TASK DETAILS: Retype the listing that follows, exactly as written.
*** GIVEN ENTRIES
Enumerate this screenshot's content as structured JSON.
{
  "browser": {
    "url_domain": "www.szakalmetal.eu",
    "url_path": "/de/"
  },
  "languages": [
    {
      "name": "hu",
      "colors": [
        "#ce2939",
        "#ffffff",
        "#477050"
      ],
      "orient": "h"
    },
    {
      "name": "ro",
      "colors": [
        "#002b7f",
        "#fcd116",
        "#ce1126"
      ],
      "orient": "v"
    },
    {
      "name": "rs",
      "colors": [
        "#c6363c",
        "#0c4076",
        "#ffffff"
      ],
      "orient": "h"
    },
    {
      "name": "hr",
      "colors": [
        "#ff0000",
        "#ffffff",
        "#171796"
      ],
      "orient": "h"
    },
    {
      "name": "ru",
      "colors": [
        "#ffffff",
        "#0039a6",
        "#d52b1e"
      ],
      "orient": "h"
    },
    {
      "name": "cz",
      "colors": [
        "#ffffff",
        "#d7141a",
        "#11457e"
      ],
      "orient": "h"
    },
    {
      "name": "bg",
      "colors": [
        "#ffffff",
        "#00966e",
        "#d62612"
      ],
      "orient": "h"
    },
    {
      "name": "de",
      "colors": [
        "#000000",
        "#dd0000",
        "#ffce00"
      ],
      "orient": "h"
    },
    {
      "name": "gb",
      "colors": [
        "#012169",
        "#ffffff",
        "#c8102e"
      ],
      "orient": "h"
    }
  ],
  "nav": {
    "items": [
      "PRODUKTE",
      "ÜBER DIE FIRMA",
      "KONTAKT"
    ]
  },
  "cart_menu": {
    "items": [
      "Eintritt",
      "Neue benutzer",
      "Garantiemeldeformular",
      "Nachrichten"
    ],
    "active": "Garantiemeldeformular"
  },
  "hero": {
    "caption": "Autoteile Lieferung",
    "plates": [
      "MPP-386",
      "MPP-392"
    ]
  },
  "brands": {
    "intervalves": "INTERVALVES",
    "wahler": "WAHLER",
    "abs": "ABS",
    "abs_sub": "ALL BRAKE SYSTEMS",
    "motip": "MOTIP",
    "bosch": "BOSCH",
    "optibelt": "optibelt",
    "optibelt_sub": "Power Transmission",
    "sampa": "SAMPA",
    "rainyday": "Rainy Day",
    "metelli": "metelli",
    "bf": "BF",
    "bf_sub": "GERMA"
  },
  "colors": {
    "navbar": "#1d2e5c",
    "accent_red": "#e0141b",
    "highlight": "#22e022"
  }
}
******
EXPECTED ANSWER:
Enumerate this screenshot's content as structured JSON.
{
  "browser": {
    "url_domain": "www.szakalmetal.eu",
    "url_path": "/de/"
  },
  "languages": [
    {
      "name": "hu",
      "colors": [
        "#ce2939",
        "#ffffff",
        "#477050"
      ],
      "orient": "h"
    },
    {
      "name": "ro",
      "colors": [
        "#002b7f",
        "#fcd116",
        "#ce1126"
      ],
      "orient": "v"
    },
    {
      "name": "rs",
      "colors": [
        "#c6363c",
        "#0c4076",
        "#ffffff"
      ],
      "orient": "h"
    },
    {
      "name": "hr",
      "colors": [
        "#ff0000",
        "#ffffff",
        "#171796"
      ],
      "orient": "h"
    },
    {
      "name": "ru",
      "colors": [
        "#ffffff",
        "#0039a6",
        "#d52b1e"
      ],
      "orient": "h"
    },
    {
      "name": "cz",
      "colors": [
        "#ffffff",
        "#d7141a",
        "#11457e"
      ],
      "orient": "h"
    },
    {
      "name": "bg",
      "colors": [
        "#ffffff",
        "#00966e",
        "#d62612"
      ],
      "orient": "h"
    },
    {
      "name": "de",
      "colors": [
        "#000000",
        "#dd0000",
        "#ffce00"
      ],
      "orient": "h"
    },
    {
      "name": "gb",
      "colors": [
        "#012169",
        "#ffffff",
        "#c8102e"
      ],
      "orient": "h"
    }
  ],
  "nav": {
    "items": [
      "PRODUKTE",
      "ÜBER DIE FIRMA",
      "KONTAKT"
    ]
  },
  "cart_menu": {
    "items": [
      "Eintritt",
      "Neue benutzer",
      "Garantiemeldeformular",
      "Nachrichten"
    ],
    "active": "Garantiemeldeformular"
  },
  "hero": {
    "caption": "Autoteile Lieferung",
    "plates": [
      "MPP-386",
      "MPP-392"
    ]
  },
  "brands": {
    "intervalves": "INTERVALVES",
    "wahler": "WAHLER",
    "abs": "ABS",
    "abs_sub": "ALL BRAKE SYSTEMS",
    "motip": "MOTIP",
    "bosch": "BOSCH",
    "optibelt": "optibelt",
    "optibelt_sub": "Power Transmission",
    "sampa": "SAMPA",
    "rainyday": "Rainy Day",
    "metelli": "metelli",
    "bf": "BF",
    "bf_sub": "GERMA"
  },
  "colors": {
    "navbar": "#1d2e5c",
    "accent_red": "#e0141b",
    "highlight": "#22e022"
  }
}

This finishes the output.